Extracted text
╭──

Data are reported as the means ± SEM. (A). Number of active avoidance responses in good and poor performers across training sessions. (B). Percentage of time spent in freezing behavior along sessions. (C). Quantification of dopamine (ng/mg of tissue) in the right, left and both hemispheres considering control, poor and good performers. (D). Quantification of 3,4-dihydroxyphenylacetic acid - DOPAC (ng/mg of tissue) in the right, left and both hemispheres considering control, poor and good performers. (E). Quantification of homovanillic acid - HVA (ng/mg of tissue) in the right, left and both hemispheres considering control, poor and good performers. (F). Quantification of dopamine turnover of DOPAC and HVA in the right, left and both hemispheres considering control, poor and good performers. Poor: poor performers, Good: good performers, Control: control group. DOPAC/DA: turnover rate for DOPAC; HVA/DA: turnover rate for HVA, right: right hemisphere, left: left hemisphere, total: right and left hemisphere. For the behavioral data: control (N = 5), good (N = 13) and poor (N = 15). For the HPLC data: control (N = 5), good (N = 8) and poor (N = 10) and **: p < 0.01 in comparison with poor performers, ***: p < 0.001 in comparison with poor performers, #: p < 0.05 in comparison with good and poor performers, ##: p < 0.01 in comparison with good and poor performers; ###: p < 0.001 in comparison with good and poor performers.

╰──

Answer these questions using the figure caption above.
(a) What does panel (B) show?
(b) How many good performers were included in the HPLC data?
(c) What does a single # indicate?

Extracted records
╭──

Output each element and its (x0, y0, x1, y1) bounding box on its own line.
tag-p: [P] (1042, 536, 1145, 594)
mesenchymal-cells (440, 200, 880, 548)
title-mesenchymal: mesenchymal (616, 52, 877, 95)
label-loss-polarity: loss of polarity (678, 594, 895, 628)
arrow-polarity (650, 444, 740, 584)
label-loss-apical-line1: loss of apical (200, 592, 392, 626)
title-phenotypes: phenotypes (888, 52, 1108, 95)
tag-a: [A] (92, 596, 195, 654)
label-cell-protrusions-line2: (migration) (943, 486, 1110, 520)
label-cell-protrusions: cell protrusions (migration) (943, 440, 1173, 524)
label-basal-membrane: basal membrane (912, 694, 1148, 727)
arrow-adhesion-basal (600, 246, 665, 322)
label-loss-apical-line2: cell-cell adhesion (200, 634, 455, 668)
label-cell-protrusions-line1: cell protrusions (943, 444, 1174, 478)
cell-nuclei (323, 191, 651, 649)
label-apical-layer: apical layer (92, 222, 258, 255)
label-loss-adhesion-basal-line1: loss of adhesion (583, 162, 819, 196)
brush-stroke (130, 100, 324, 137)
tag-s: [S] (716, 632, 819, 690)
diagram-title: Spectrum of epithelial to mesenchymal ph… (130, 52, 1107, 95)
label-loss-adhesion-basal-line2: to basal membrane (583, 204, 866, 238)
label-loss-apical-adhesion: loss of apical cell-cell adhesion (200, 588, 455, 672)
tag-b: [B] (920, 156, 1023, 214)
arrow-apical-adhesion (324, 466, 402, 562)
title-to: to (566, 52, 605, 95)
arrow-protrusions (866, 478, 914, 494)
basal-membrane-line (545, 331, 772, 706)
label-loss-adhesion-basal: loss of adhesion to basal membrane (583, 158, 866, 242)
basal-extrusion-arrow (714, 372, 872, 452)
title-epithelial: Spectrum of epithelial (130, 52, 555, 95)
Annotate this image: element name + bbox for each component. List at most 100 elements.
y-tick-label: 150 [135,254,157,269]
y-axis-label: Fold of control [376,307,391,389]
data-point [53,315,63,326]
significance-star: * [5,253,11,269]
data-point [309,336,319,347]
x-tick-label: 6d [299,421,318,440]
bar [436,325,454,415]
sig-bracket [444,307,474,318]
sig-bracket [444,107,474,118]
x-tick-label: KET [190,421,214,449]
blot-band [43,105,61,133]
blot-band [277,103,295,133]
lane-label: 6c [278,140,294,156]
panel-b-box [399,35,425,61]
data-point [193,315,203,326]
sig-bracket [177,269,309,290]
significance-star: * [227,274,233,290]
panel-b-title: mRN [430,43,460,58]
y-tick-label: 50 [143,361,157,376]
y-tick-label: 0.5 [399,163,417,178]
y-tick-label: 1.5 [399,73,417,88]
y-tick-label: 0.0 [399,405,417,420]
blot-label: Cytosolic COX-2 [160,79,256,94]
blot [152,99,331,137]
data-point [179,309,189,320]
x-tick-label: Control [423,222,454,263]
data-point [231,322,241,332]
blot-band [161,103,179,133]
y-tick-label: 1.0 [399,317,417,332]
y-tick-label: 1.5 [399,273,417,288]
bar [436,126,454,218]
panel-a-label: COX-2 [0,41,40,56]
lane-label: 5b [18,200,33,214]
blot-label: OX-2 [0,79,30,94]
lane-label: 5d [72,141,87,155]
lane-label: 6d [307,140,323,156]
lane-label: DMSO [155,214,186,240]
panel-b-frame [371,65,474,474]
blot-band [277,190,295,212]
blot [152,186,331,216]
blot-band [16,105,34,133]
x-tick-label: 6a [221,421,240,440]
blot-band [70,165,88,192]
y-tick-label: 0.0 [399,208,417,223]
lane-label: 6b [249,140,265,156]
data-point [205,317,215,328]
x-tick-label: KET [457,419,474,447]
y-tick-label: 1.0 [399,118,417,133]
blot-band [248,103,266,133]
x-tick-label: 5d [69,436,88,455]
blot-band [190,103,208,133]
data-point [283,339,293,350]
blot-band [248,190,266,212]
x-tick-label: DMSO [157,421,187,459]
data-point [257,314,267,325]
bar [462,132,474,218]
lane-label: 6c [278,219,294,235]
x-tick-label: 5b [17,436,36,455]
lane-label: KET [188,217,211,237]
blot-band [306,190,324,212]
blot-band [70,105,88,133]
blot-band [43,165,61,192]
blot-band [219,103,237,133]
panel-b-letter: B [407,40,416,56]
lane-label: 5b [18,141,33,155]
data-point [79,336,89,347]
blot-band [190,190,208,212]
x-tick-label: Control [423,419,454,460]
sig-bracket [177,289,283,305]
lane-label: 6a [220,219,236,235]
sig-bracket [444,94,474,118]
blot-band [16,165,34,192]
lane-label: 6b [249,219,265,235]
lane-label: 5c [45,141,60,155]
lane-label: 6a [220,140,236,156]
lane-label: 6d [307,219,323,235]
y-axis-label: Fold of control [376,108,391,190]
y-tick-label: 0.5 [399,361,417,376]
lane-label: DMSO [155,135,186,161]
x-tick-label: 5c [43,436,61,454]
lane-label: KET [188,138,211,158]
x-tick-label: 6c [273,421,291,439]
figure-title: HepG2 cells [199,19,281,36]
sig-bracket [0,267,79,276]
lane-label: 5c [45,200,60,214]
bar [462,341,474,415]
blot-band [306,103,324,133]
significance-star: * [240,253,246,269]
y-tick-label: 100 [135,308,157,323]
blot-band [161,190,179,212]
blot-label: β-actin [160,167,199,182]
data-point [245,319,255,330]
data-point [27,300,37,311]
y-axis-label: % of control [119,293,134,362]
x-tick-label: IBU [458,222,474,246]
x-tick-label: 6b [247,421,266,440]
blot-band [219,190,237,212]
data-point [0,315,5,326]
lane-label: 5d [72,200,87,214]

╰──

The answer
(a) The percentage of time spent in freezing behavior along sessions.
(b) Eight (N = 8).
(c) p < 0.05 in comparison with good and poor performers.